STATED TASK 1 = In the post on Lolita's beginnings, who suggested the Larbaud connection to Julian Evans?
STATED TASK 2 = Continue the post on Lolita's beginnings from the point at which it stops.

** Begin TEXT SEGMENT **

NABOKV-L post 0002249, Wed, 30 Jul 1997 15:16:49 -0700

Subject
Re: Lolita's beginnings? (fwd)
Date
Body
In today's issue of London Review of Books (July 31), Julian Evans
begins his Diary with "The Ballad of Longwood Glen" as an oblique
entry to his main subject, Valery Larbaud. After discussing a Larbaud
anniversary for two columns, he shifts towards a "parallel . . . that
has never been clarified. It is to do with Larbaud and the big shot
himself": Nabokov.

He cites from Larbaud's essay "Des Prenoms Feminins" in _Jaune, Bleu,
Blanc_ (1927) this example of the unsurpassed subtlety of
Spanish women's names: "Lolita est une petite fille; Lola est en age
de se marier; Dolores a trente ans; Dona Dolores a soixante ans." He
doesn't quote "Il faut donc quelque chose de plus. Le diminutif:" but
does cite what follows: "Pour tout le monde: Dona Dolores; pour moi
seul: Lolita." Michel Deon suggested the connection to Evans, who
also discusses John Kenneth Simon's letter to VN in February 1971,
which elicited a reply (Selected Letters) in which VN does not recall
"having ever read anything by Valery Larbaud."
Evans also refers to Larbaud's 1923 novella, _Beaute, Mon Beau
Souci_, in which 25-year-old Marc Fournier, a wealthy Frenchman in
London, while "calmly conducting an affair with his housekeeper,
falls in love with her 14-year-old daughter, Queenie"; Evans
translates: "There was a marvelous new name in the world: Queenie.

** End TEXT SEGMENT **
** Begin EXCERPTED RECORDS **

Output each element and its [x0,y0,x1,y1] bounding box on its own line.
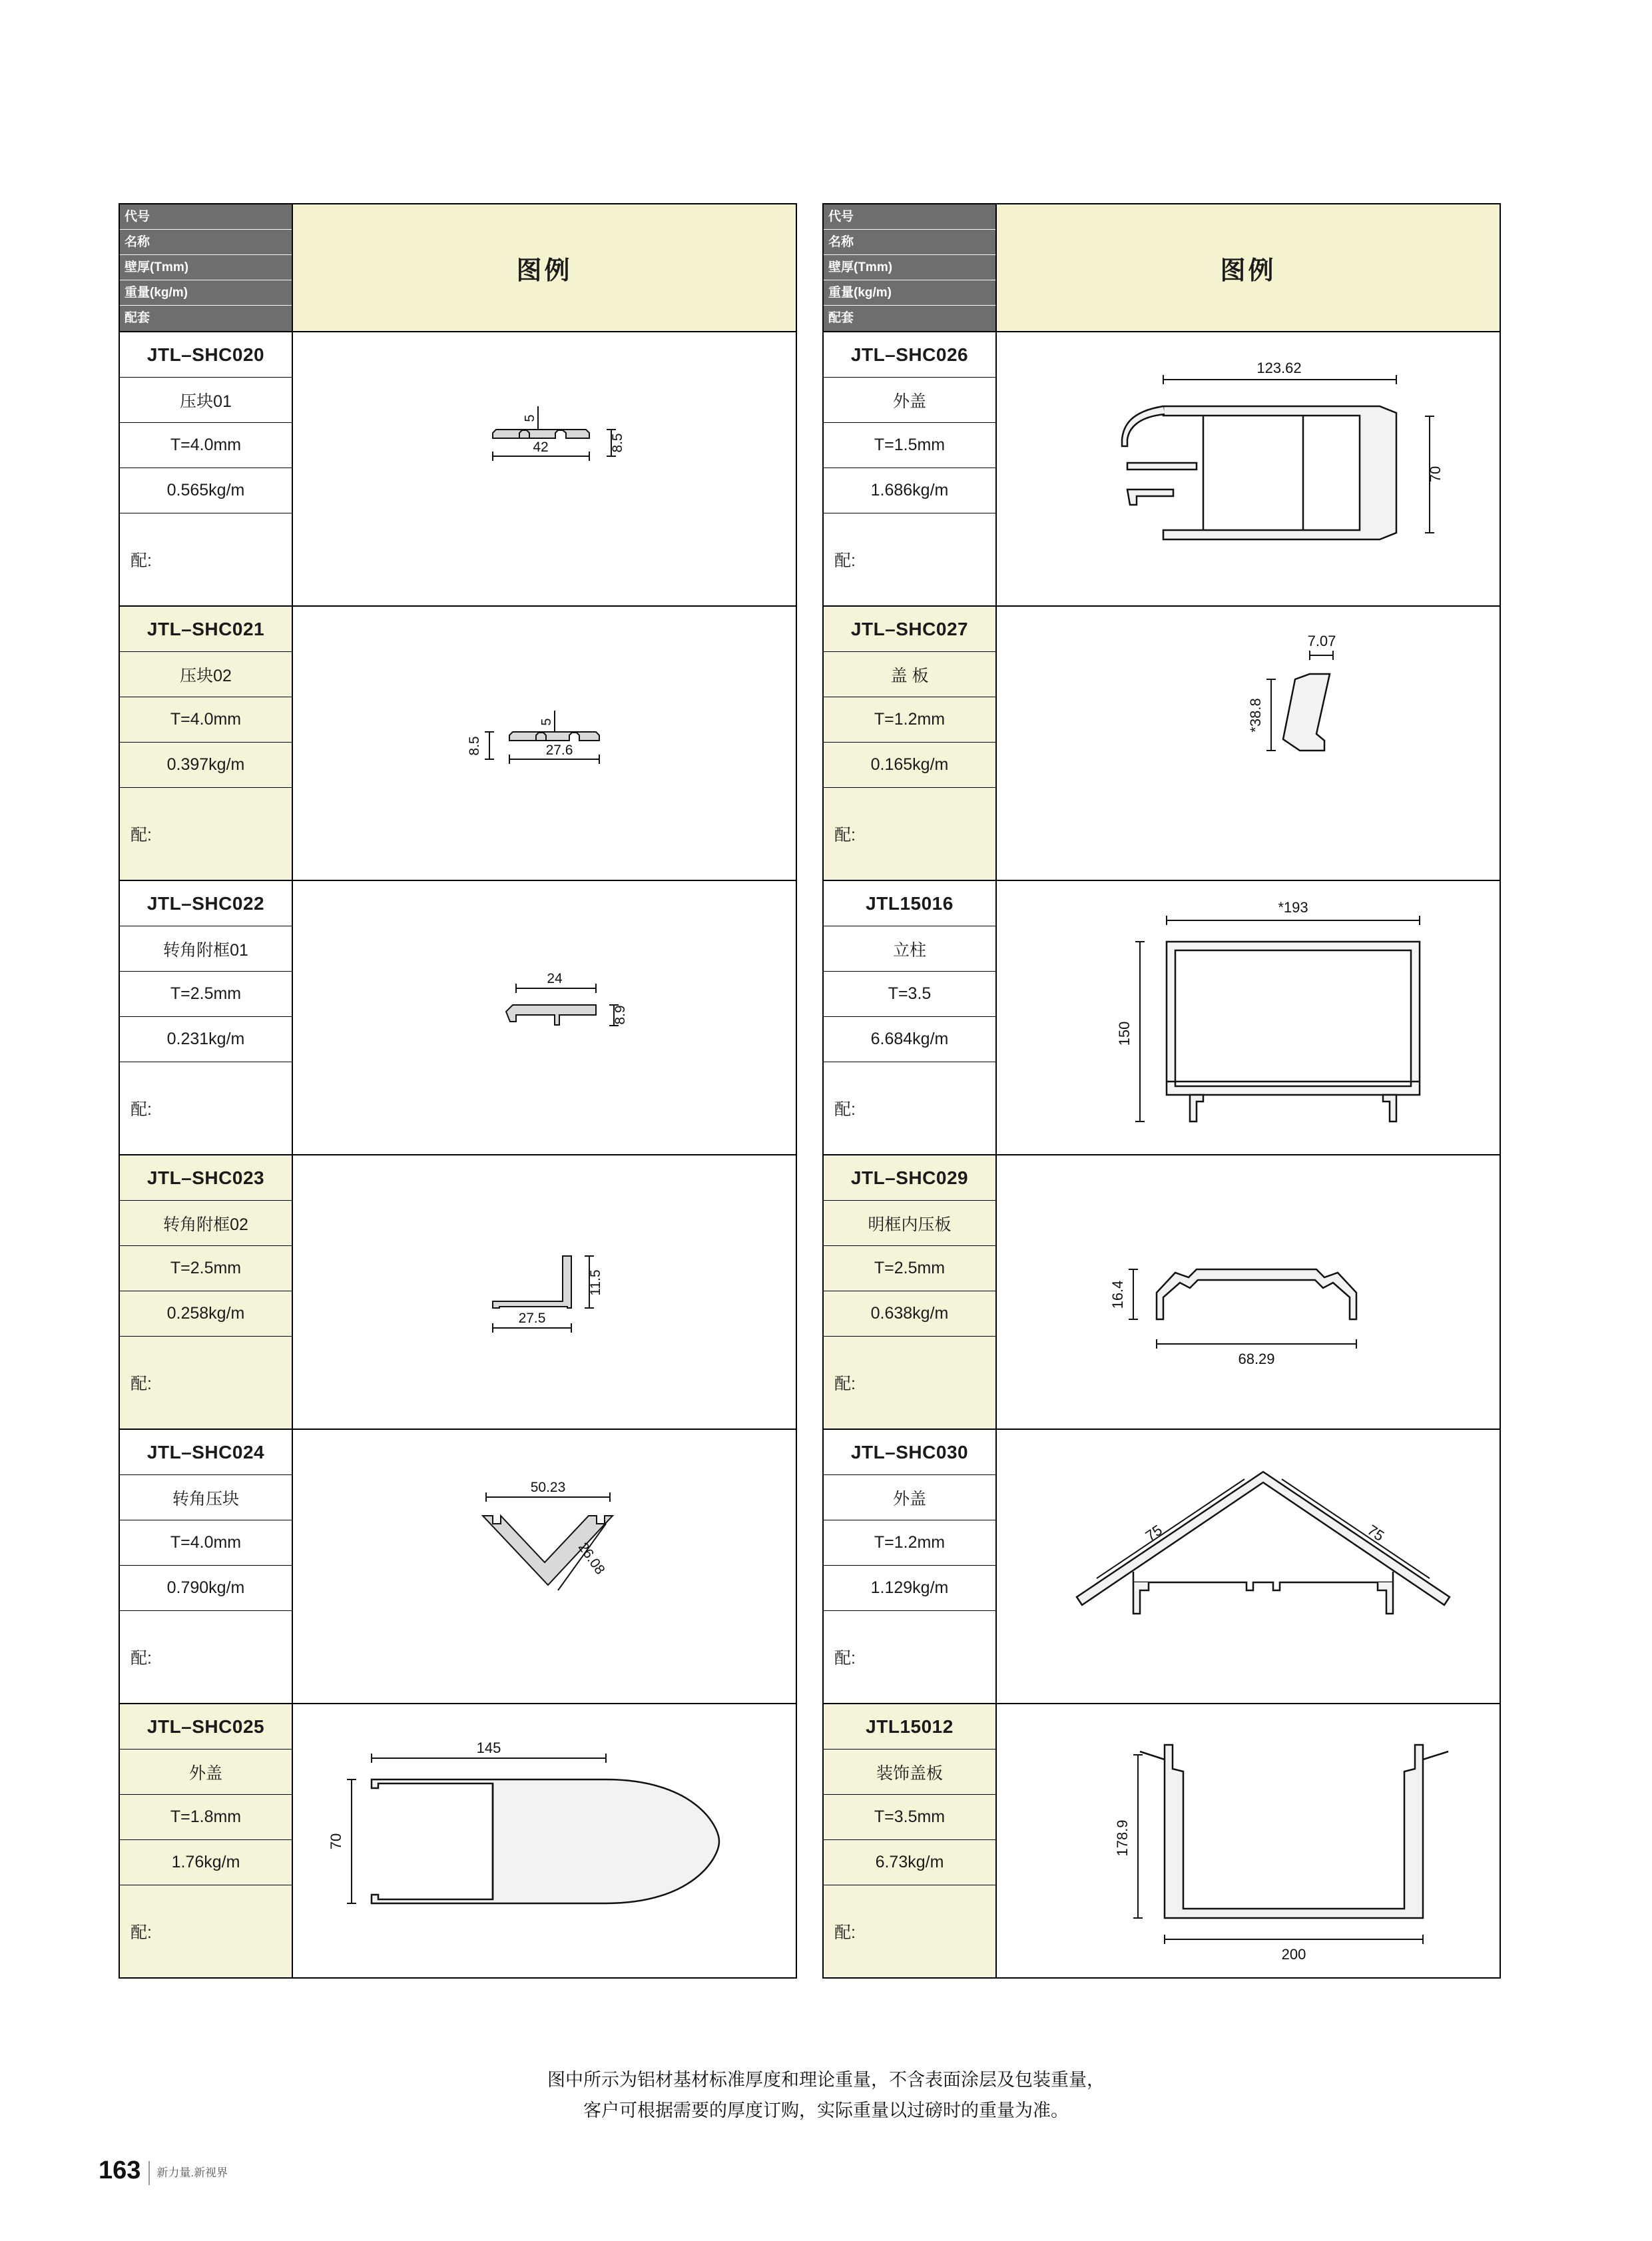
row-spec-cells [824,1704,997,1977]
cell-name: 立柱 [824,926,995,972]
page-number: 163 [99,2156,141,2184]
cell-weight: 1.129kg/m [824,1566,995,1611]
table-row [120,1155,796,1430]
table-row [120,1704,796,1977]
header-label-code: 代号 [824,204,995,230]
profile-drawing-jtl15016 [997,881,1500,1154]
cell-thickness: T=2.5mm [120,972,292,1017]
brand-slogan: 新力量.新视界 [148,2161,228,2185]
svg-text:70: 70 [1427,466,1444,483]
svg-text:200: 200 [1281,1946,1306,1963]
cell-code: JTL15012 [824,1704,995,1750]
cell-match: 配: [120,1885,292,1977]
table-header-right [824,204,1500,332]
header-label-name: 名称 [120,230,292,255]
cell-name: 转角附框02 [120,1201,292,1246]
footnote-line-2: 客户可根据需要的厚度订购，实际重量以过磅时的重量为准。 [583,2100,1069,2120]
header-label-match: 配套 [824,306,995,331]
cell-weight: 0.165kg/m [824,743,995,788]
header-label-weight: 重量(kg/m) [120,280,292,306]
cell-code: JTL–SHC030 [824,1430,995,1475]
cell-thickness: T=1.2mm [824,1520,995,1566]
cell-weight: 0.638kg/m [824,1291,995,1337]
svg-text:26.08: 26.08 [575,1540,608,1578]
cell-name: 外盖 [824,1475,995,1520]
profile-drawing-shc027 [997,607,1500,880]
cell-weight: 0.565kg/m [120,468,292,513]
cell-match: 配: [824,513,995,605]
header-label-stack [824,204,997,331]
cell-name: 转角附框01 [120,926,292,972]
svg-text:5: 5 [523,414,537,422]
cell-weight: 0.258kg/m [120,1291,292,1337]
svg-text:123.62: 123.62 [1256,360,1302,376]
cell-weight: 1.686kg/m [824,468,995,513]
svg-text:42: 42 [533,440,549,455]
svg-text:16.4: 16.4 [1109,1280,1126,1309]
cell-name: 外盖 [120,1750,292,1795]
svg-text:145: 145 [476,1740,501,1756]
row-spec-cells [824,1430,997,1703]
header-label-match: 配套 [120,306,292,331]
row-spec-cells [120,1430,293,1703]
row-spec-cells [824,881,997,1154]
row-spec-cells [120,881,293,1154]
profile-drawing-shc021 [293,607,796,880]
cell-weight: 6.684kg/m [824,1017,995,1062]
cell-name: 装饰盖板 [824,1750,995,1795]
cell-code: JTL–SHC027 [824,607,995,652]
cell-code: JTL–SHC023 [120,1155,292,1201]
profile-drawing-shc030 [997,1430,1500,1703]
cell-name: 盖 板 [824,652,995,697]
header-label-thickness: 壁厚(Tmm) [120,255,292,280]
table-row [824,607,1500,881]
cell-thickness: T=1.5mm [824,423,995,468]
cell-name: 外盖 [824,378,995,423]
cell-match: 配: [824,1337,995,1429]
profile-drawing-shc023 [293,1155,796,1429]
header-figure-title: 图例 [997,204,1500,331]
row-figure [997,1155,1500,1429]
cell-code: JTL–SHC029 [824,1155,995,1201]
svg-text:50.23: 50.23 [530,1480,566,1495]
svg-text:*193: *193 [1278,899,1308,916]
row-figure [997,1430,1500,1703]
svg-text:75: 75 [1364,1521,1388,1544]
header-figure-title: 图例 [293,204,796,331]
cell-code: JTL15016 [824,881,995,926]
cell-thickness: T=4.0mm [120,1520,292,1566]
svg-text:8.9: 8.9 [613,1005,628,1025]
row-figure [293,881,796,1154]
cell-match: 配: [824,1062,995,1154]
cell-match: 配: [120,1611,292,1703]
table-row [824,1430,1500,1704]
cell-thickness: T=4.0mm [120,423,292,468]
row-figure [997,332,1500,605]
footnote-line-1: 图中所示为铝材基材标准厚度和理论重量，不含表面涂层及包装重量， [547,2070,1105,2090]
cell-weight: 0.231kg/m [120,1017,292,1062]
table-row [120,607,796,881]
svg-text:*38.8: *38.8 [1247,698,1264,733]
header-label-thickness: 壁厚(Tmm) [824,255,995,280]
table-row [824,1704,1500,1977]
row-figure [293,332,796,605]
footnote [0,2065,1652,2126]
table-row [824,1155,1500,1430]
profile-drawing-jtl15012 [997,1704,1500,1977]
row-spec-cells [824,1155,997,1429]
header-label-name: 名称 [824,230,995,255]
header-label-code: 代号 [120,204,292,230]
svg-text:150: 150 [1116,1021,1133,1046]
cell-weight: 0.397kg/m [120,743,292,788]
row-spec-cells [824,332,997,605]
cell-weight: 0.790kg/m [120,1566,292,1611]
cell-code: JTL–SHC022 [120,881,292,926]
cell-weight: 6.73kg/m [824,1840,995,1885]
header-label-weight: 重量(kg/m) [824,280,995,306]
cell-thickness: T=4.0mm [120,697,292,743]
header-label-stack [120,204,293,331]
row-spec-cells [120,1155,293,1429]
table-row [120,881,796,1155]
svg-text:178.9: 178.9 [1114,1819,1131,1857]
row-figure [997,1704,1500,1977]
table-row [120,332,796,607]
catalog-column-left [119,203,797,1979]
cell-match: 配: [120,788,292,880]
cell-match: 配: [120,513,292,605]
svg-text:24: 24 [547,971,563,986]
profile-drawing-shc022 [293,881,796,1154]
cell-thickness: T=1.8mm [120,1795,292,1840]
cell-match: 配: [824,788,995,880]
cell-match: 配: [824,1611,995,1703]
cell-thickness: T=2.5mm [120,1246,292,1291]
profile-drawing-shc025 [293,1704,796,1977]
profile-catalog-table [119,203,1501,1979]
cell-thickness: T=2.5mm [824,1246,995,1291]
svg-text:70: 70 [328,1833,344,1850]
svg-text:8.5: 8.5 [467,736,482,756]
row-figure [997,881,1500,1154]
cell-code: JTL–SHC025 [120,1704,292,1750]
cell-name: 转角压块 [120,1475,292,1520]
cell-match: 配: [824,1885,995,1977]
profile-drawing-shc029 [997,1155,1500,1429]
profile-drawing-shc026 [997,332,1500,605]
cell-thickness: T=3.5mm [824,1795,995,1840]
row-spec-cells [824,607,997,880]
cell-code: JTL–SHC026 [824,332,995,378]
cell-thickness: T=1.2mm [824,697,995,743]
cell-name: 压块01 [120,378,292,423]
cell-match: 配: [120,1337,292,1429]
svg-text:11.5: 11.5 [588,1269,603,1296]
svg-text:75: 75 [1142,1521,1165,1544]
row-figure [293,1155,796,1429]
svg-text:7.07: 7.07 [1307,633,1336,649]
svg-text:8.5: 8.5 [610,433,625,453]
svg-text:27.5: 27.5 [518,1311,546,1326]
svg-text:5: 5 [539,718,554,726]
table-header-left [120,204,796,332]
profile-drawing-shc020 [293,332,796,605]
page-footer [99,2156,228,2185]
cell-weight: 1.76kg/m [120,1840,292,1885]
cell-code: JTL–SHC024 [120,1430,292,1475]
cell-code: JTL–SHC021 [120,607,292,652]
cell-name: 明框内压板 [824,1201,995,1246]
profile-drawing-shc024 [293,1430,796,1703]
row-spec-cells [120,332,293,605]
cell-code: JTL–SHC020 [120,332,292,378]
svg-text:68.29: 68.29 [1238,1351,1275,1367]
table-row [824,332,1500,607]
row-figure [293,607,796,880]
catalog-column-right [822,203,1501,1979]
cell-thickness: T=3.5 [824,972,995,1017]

** End EXCERPTED RECORDS **

TASK ANSWER 1 = Michel Deon.

TASK ANSWER 2 =
Why are certain names so beautiful? Who can explain the charm there
is in them that makes one never tire of saying them out loud . . . ?"
Evans does not comment, but there is certainly something anticipatory
of the tensions within the Haze household in the Crosland home,
although as Evans notes: "Queenie is lost to Marc by his negligence.
Larbaud's story, both a homage to the secret transition from girlhood
to womanhood and a self-examination of male vanity, is structurally
quite different from Humbert Humbert's autobiography." Nevertheless
he concludes: "Nabokov invented America, Nabokov invented 'my
Lolita.' But to re-put his own question: did she have a precursor?
She did, indeed she did."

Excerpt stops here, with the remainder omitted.